• _Short problem_:
Copy every line from the records below that holds the word "split".
— Start Record set —
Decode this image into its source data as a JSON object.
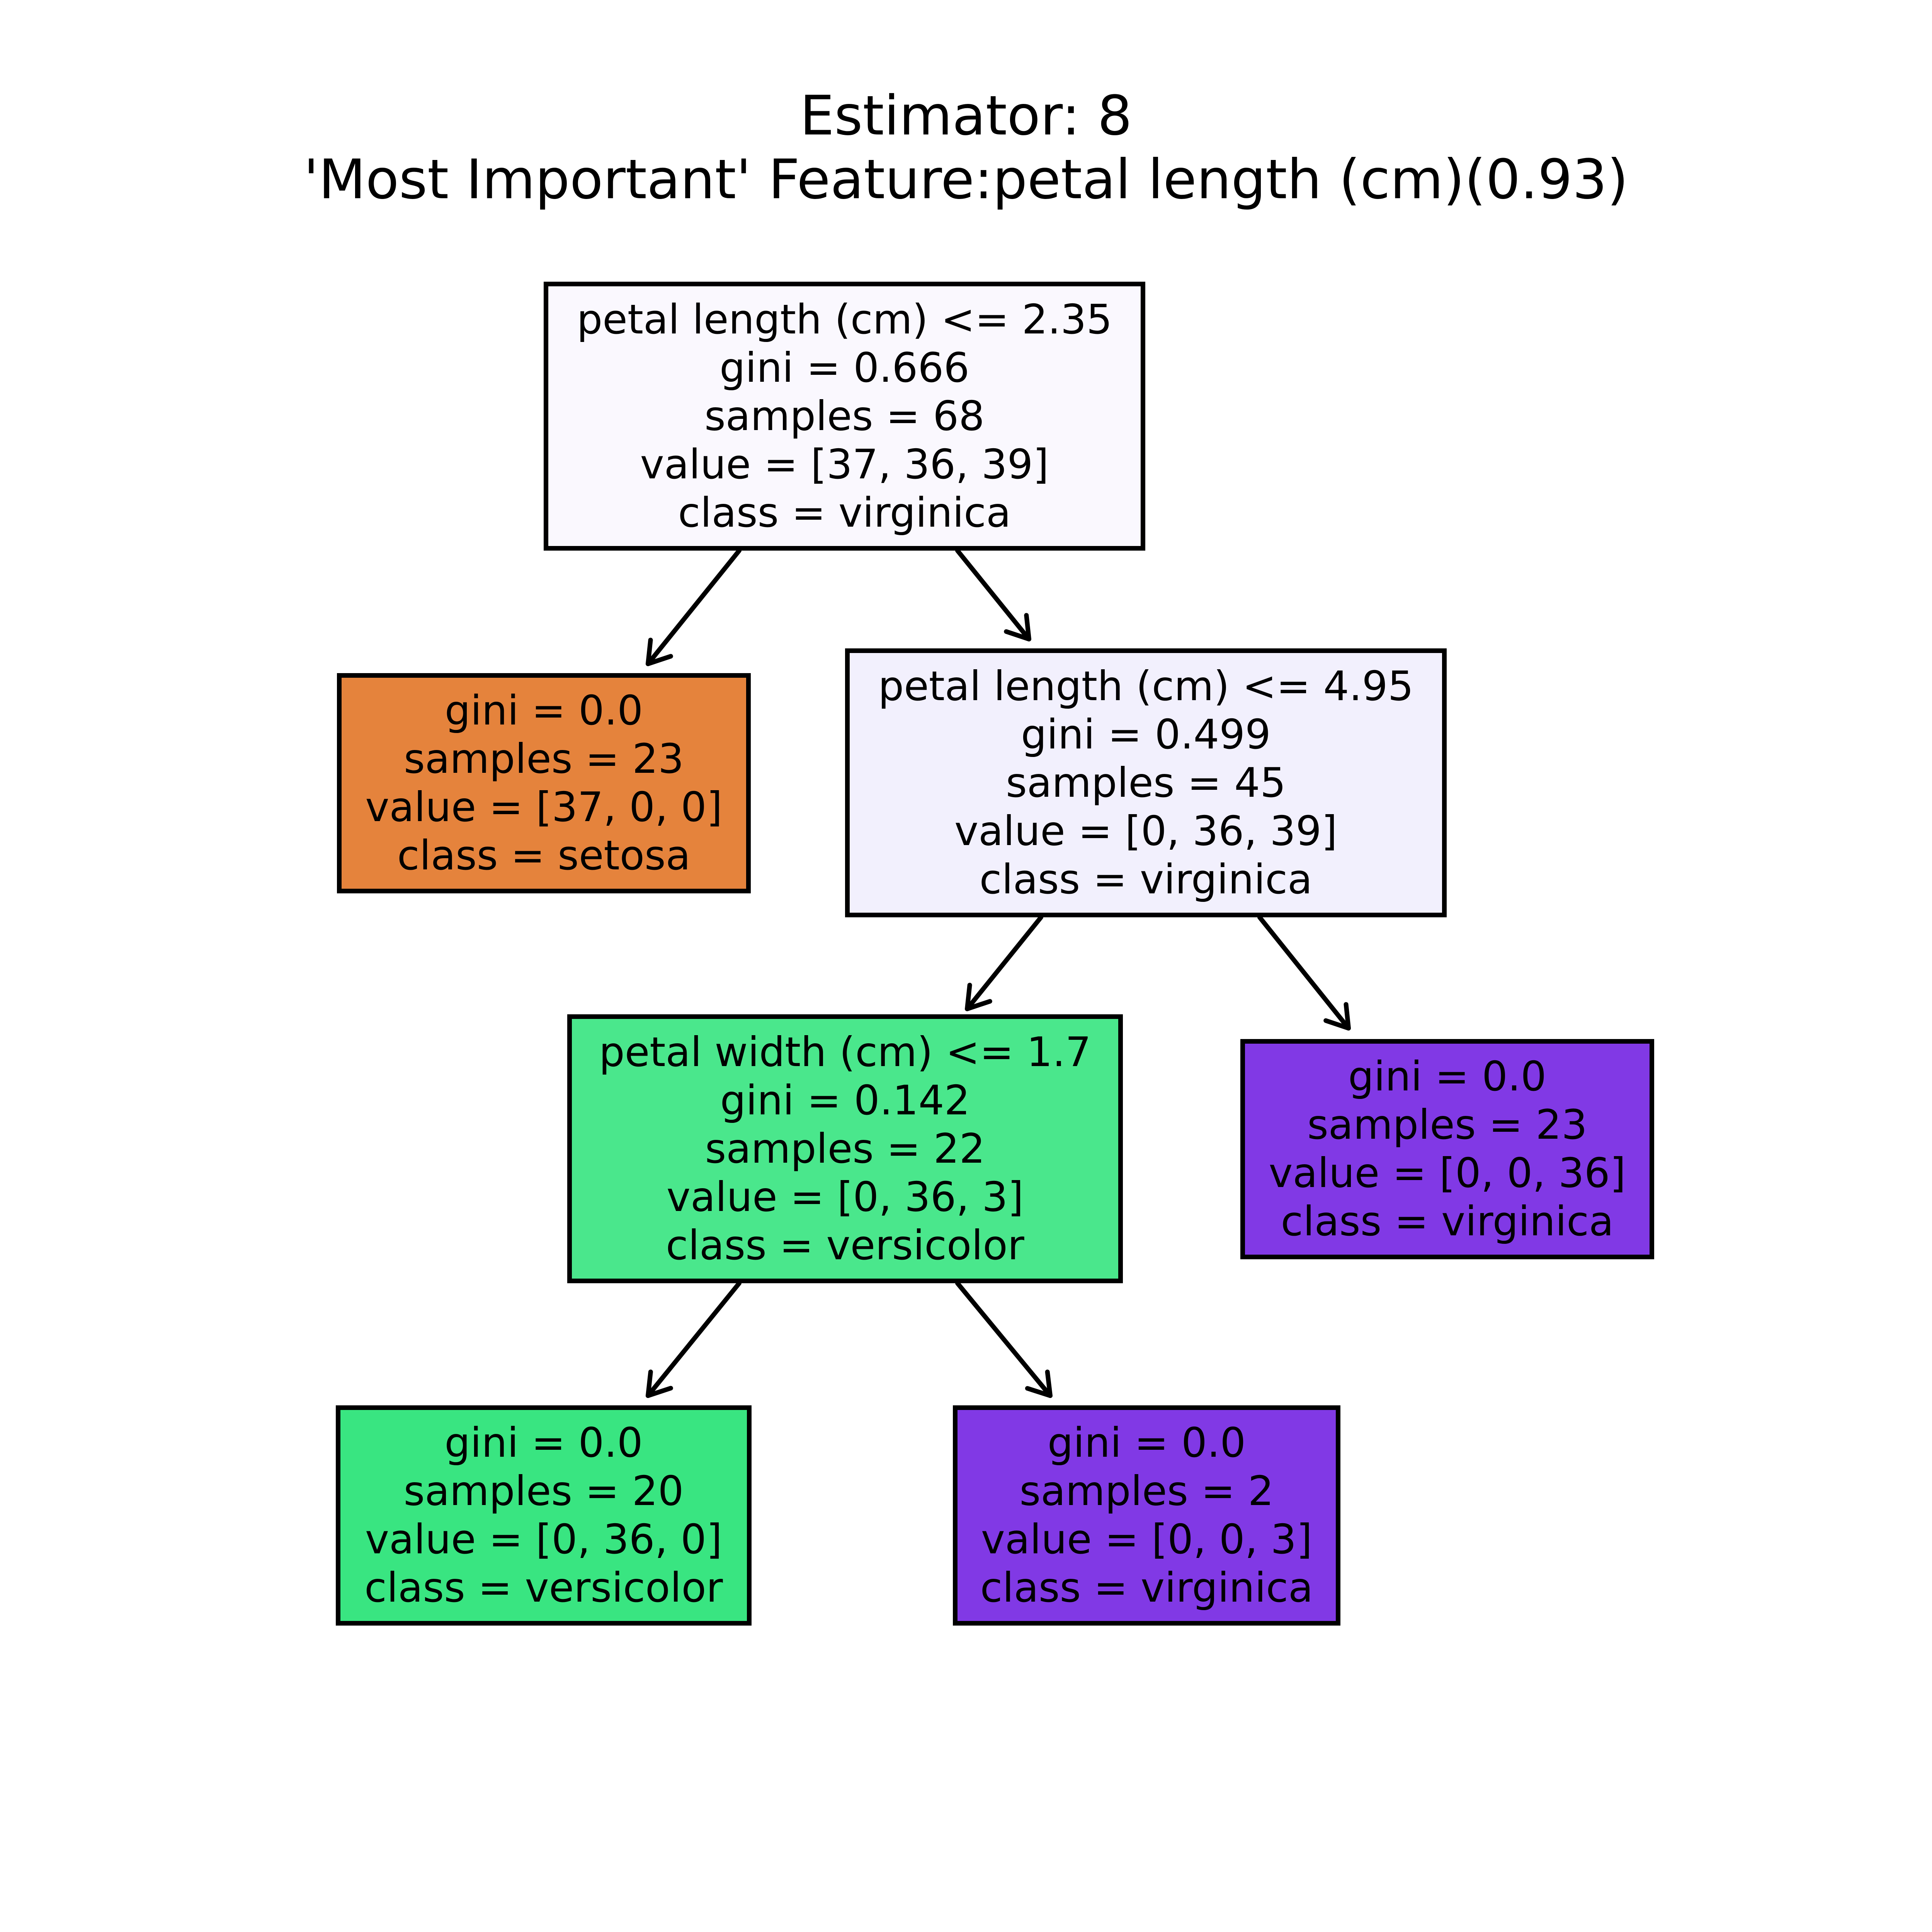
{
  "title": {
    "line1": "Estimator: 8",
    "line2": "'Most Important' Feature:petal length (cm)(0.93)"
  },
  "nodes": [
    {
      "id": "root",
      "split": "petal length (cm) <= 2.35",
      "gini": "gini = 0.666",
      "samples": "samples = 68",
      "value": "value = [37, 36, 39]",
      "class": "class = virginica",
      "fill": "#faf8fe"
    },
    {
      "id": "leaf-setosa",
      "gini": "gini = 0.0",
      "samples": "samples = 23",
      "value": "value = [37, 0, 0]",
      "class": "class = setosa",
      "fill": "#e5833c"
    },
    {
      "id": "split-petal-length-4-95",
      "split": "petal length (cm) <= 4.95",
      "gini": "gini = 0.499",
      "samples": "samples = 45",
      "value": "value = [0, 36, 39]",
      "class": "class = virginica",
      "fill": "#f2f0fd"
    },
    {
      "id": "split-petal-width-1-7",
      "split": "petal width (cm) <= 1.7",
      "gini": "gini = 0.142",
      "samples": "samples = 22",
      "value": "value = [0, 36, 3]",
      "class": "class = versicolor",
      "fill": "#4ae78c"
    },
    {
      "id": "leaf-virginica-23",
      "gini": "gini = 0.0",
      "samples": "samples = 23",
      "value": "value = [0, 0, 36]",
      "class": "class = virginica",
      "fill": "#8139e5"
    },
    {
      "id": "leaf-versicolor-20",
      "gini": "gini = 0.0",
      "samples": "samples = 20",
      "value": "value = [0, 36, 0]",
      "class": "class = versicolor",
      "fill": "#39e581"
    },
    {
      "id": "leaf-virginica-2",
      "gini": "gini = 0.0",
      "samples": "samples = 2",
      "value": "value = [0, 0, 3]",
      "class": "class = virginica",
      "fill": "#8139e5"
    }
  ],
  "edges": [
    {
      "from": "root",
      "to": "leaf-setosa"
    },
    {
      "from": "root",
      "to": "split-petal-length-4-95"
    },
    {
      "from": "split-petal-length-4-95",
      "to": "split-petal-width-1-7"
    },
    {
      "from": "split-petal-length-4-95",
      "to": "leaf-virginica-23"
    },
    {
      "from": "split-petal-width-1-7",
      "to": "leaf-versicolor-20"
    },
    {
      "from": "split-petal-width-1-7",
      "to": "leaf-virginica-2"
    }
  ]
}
— End Record set —
— Start Record set —
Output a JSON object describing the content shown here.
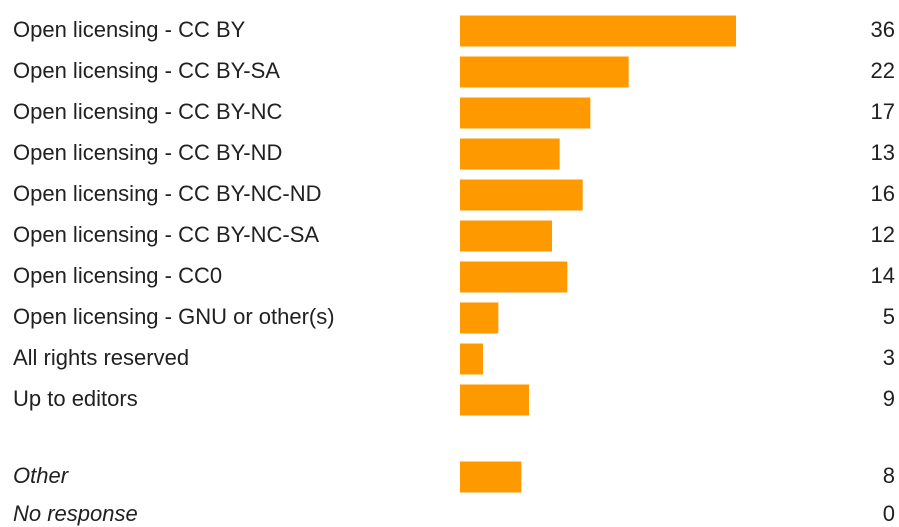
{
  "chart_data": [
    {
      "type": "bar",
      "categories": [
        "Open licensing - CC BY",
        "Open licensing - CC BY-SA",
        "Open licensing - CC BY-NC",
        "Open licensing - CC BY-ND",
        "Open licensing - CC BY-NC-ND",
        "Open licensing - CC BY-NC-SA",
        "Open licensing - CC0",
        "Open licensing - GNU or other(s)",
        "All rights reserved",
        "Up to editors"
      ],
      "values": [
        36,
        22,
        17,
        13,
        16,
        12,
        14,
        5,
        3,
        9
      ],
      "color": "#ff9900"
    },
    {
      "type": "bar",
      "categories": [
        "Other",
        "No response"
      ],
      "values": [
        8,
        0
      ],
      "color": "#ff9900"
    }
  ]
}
— End Record set —
— Start Record set —
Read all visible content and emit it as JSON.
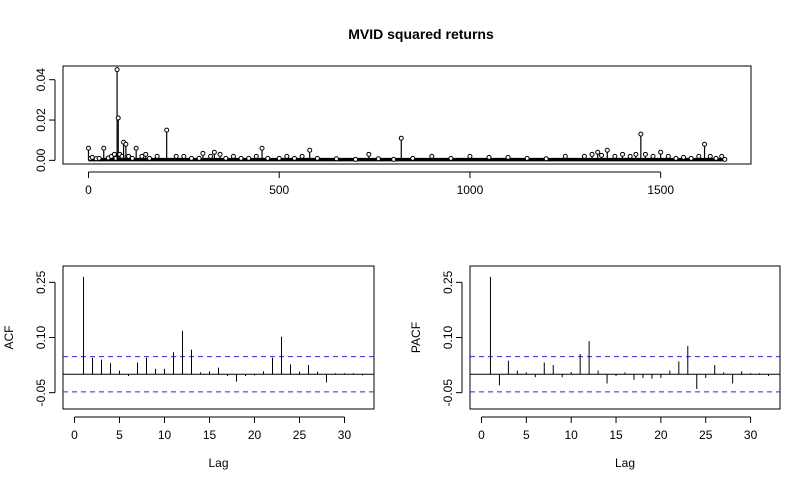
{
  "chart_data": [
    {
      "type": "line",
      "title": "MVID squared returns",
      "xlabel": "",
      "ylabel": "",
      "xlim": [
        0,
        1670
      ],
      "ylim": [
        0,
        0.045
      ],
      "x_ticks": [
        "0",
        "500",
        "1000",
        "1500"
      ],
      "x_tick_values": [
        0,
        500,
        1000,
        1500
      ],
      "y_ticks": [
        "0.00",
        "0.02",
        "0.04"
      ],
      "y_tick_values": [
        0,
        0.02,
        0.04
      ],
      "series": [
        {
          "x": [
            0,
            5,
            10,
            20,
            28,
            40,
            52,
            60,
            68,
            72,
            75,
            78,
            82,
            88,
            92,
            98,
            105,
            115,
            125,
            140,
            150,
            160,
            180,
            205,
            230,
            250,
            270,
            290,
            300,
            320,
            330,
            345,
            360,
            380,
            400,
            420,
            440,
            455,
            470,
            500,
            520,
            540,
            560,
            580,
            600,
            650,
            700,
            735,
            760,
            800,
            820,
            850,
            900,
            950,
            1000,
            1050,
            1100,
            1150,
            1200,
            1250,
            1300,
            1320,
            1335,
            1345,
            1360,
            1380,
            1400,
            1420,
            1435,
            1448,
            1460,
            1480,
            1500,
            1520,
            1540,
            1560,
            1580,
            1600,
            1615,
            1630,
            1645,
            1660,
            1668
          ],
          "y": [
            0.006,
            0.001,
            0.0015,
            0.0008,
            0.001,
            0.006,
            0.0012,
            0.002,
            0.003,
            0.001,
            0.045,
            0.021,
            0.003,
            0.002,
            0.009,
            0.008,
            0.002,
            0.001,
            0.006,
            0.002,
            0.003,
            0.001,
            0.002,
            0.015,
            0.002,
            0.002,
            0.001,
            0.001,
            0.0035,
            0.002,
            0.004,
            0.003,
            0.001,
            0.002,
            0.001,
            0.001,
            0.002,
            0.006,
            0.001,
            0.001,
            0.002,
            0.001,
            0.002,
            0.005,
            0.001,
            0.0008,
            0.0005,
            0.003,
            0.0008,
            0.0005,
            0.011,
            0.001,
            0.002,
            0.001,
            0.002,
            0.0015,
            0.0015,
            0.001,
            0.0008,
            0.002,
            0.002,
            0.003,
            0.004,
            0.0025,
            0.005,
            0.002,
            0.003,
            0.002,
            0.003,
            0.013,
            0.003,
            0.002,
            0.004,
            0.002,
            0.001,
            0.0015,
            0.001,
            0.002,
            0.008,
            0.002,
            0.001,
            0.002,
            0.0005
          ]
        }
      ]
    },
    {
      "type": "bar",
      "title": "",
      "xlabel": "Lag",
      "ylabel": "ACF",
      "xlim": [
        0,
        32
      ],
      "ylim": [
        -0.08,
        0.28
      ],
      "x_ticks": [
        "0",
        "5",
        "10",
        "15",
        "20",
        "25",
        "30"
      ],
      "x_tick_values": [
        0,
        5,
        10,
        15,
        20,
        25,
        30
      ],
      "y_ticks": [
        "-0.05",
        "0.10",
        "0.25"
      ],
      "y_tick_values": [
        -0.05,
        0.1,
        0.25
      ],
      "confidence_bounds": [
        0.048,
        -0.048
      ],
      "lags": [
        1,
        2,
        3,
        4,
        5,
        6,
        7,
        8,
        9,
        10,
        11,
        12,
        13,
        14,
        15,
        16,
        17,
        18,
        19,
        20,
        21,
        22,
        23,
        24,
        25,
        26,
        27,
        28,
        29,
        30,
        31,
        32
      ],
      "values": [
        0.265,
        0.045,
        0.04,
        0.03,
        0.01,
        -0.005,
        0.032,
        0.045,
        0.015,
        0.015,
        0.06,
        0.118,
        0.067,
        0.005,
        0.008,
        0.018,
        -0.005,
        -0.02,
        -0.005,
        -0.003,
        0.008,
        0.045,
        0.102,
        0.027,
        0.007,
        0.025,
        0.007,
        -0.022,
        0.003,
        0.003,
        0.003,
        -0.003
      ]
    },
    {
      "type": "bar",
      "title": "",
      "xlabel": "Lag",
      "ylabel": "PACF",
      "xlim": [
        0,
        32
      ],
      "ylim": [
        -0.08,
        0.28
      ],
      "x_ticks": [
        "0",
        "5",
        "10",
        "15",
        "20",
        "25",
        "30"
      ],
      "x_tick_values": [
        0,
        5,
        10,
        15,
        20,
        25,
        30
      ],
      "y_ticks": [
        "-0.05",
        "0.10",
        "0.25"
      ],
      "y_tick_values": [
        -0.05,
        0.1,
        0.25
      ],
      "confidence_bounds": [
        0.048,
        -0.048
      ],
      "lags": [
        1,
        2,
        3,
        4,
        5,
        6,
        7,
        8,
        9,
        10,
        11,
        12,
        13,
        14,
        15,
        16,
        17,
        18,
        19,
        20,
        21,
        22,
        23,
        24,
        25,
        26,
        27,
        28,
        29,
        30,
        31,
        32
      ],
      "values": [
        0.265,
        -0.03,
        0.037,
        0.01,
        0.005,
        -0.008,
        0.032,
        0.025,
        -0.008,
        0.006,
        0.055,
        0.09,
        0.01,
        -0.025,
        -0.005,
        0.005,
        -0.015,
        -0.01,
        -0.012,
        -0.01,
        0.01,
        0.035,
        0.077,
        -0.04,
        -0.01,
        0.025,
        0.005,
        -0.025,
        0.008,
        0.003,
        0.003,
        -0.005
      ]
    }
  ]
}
— End Record set —
• _Response below_:
      "split": "petal length (cm) <= 2.35",
      "id": "split-petal-length-4-95",
      "split": "petal length (cm) <= 4.95",
      "id": "split-petal-width-1-7",
      "split": "petal width (cm) <= 1.7",
      "to": "split-petal-length-4-95"
      "from": "split-petal-length-4-95",
      "to": "split-petal-width-1-7"
      "from": "split-petal-length-4-95",
      "from": "split-petal-width-1-7",
      "from": "split-petal-width-1-7",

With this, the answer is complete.